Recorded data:
────
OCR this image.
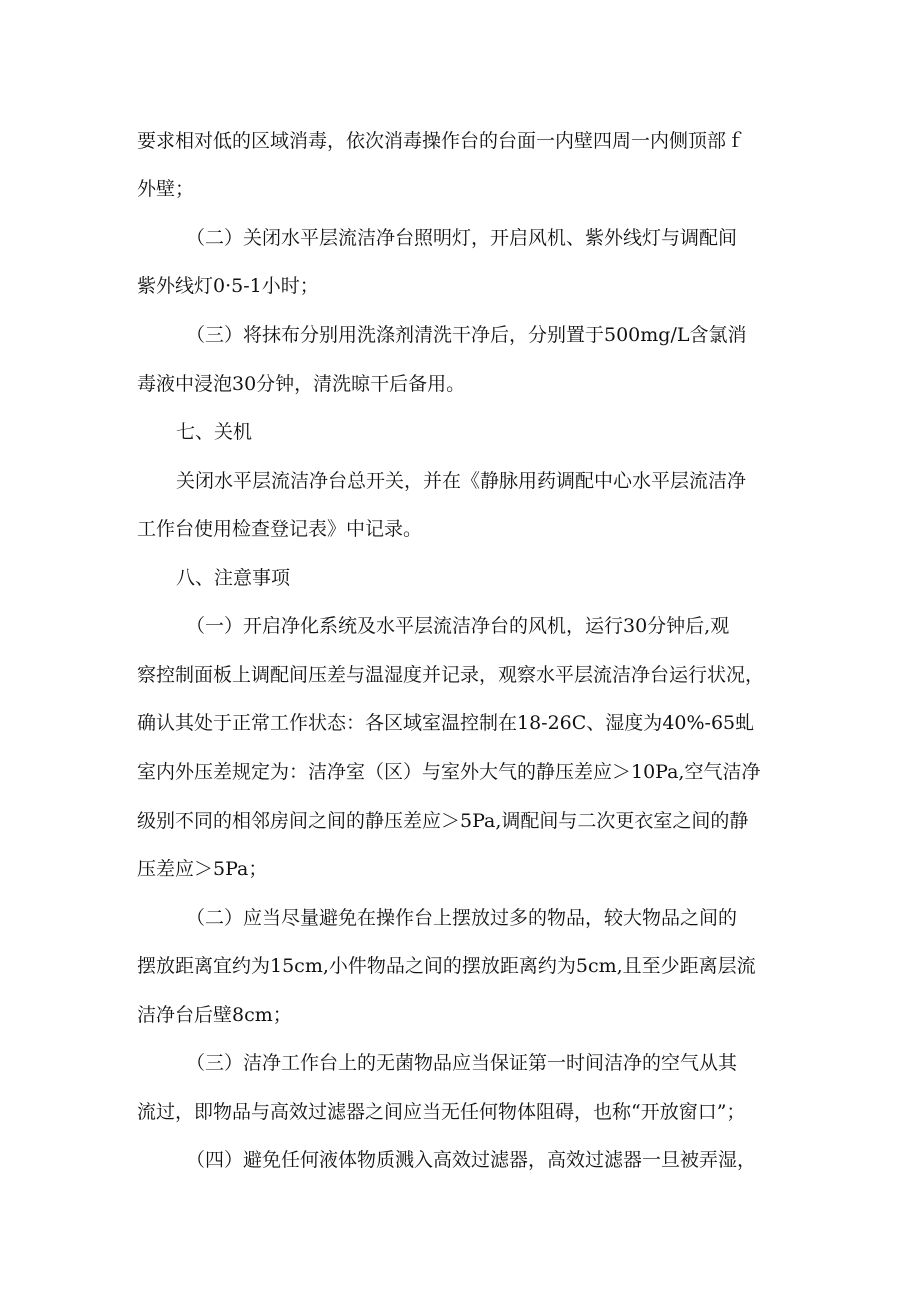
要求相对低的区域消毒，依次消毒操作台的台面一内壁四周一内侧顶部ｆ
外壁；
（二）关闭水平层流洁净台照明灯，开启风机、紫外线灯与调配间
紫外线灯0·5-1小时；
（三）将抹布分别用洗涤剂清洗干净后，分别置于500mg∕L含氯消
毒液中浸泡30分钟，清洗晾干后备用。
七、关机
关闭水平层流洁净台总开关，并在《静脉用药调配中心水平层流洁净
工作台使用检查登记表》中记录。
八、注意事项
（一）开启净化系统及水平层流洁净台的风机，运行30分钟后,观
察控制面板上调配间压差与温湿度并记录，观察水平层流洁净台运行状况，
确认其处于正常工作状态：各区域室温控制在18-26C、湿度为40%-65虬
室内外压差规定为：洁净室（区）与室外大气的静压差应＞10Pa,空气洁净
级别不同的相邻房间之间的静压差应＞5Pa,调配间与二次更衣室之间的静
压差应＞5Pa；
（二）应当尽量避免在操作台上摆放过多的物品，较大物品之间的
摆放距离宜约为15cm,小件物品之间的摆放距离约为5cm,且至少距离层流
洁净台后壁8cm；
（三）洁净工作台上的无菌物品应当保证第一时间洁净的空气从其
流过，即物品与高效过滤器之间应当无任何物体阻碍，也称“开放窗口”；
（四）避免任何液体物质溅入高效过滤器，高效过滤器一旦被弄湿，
────
* _Your task_
Each line above is to be copied verbatim. Drop any image from the copy.

* _Answer for this exercise_
OCR this image.
要求相对低的区域消毒，依次消毒操作台的台面一内壁四周一内侧顶部ｆ
外壁；
（二）关闭水平层流洁净台照明灯，开启风机、紫外线灯与调配间
紫外线灯0·5-1小时；
（三）将抹布分别用洗涤剂清洗干净后，分别置于500mg∕L含氯消
毒液中浸泡30分钟，清洗晾干后备用。
七、关机
关闭水平层流洁净台总开关，并在《静脉用药调配中心水平层流洁净
工作台使用检查登记表》中记录。
八、注意事项
（一）开启净化系统及水平层流洁净台的风机，运行30分钟后,观
察控制面板上调配间压差与温湿度并记录，观察水平层流洁净台运行状况，
确认其处于正常工作状态：各区域室温控制在18-26C、湿度为40%-65虬
室内外压差规定为：洁净室（区）与室外大气的静压差应＞10Pa,空气洁净
级别不同的相邻房间之间的静压差应＞5Pa,调配间与二次更衣室之间的静
压差应＞5Pa；
（二）应当尽量避免在操作台上摆放过多的物品，较大物品之间的
摆放距离宜约为15cm,小件物品之间的摆放距离约为5cm,且至少距离层流
洁净台后壁8cm；
（三）洁净工作台上的无菌物品应当保证第一时间洁净的空气从其
流过，即物品与高效过滤器之间应当无任何物体阻碍，也称“开放窗口”；
（四）避免任何液体物质溅入高效过滤器，高效过滤器一旦被弄湿，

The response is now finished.